Work to complete: Starting at the line that contains "Extract all elements" and ending after the line that contains "x-tick-label: 1 [583, 748, 599, 784]", rewrite those lines with "data-point" switched to "data-marker" and nothing else altered. Omit the pictures.

Material for this exercise:
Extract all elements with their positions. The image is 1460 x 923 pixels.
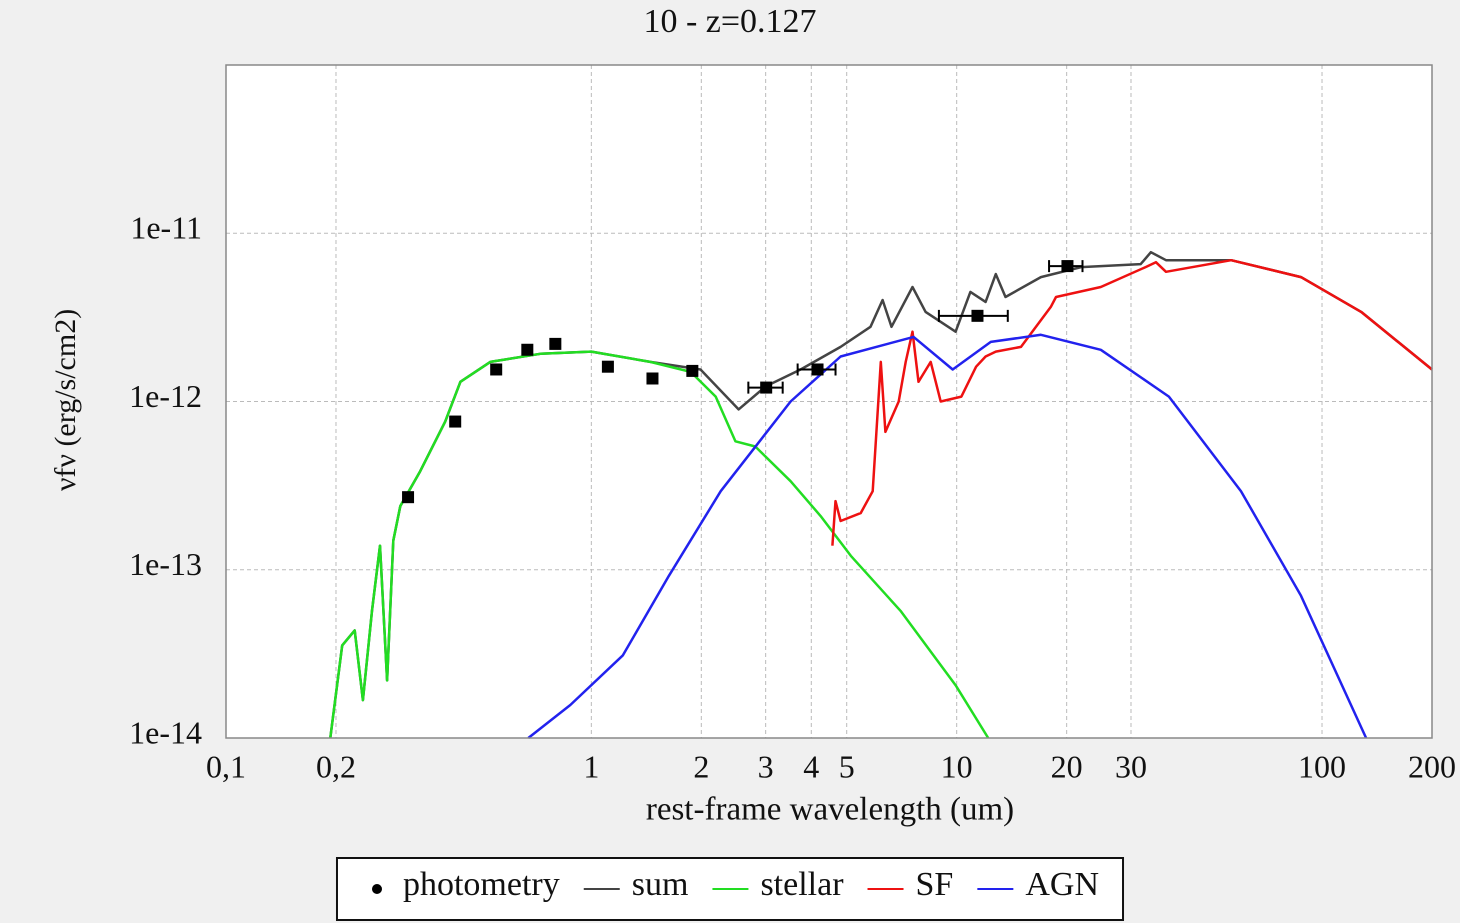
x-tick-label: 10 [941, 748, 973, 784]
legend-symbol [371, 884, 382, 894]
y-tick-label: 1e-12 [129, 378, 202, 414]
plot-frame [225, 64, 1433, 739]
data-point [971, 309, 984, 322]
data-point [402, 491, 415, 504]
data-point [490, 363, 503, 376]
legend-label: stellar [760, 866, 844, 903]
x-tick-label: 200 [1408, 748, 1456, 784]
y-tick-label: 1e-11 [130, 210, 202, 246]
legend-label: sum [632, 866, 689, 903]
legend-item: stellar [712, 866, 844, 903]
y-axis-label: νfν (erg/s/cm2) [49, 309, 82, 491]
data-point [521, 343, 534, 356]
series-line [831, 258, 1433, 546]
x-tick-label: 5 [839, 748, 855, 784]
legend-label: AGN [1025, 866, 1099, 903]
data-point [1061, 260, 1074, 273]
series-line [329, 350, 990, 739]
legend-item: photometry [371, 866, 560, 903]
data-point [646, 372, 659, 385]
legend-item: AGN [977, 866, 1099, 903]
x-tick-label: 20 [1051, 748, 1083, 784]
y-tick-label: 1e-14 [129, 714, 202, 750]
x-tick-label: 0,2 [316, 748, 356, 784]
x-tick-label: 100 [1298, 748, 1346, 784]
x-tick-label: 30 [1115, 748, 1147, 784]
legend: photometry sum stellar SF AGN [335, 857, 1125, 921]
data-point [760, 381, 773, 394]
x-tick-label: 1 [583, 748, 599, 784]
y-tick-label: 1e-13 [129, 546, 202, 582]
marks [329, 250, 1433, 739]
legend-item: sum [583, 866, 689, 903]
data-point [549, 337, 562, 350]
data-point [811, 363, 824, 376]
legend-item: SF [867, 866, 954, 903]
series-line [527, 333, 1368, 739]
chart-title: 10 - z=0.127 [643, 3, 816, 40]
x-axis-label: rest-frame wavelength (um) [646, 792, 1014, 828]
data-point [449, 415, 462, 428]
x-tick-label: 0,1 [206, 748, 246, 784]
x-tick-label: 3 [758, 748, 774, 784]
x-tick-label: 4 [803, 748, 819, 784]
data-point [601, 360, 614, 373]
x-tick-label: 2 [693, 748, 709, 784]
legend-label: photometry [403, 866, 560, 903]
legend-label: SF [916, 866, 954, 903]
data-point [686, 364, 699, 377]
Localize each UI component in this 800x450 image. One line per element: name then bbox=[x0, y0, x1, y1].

* * *

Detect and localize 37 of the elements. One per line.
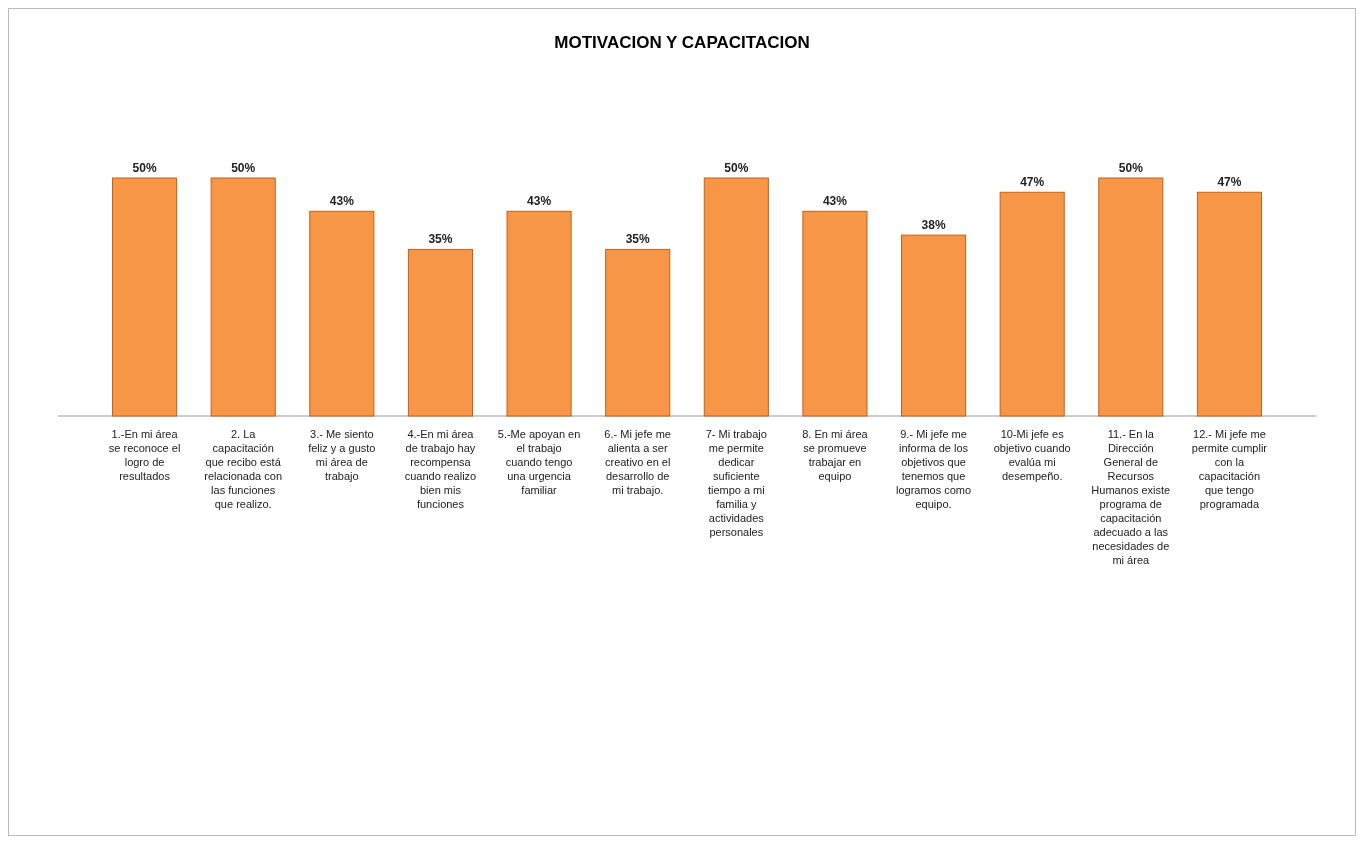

Output below:
Extract all elements with their positions. The image is 1460 x 923 pixels.
x-tick-label: 10 [941, 748, 973, 784]
legend-symbol [371, 884, 382, 894]
y-tick-label: 1e-12 [129, 378, 202, 414]
plot-frame [225, 64, 1433, 739]
data-marker [971, 309, 984, 322]
data-marker [402, 491, 415, 504]
data-marker [490, 363, 503, 376]
legend-label: stellar [760, 866, 844, 903]
x-tick-label: 200 [1408, 748, 1456, 784]
y-tick-label: 1e-11 [130, 210, 202, 246]
legend-label: sum [632, 866, 689, 903]
legend-item: stellar [712, 866, 844, 903]
y-axis-label: νfν (erg/s/cm2) [49, 309, 82, 491]
data-marker [521, 343, 534, 356]
series-line [831, 258, 1433, 546]
x-tick-label: 5 [839, 748, 855, 784]
legend-label: AGN [1025, 866, 1099, 903]
data-marker [1061, 260, 1074, 273]
series-line [329, 350, 990, 739]
legend-item: photometry [371, 866, 560, 903]
data-marker [646, 372, 659, 385]
legend-item: AGN [977, 866, 1099, 903]
x-tick-label: 20 [1051, 748, 1083, 784]
y-tick-label: 1e-14 [129, 714, 202, 750]
x-tick-label: 0,2 [316, 748, 356, 784]
x-tick-label: 100 [1298, 748, 1346, 784]
x-tick-label: 30 [1115, 748, 1147, 784]
legend: photometry sum stellar SF AGN [335, 857, 1125, 921]
data-marker [760, 381, 773, 394]
x-tick-label: 1 [583, 748, 599, 784]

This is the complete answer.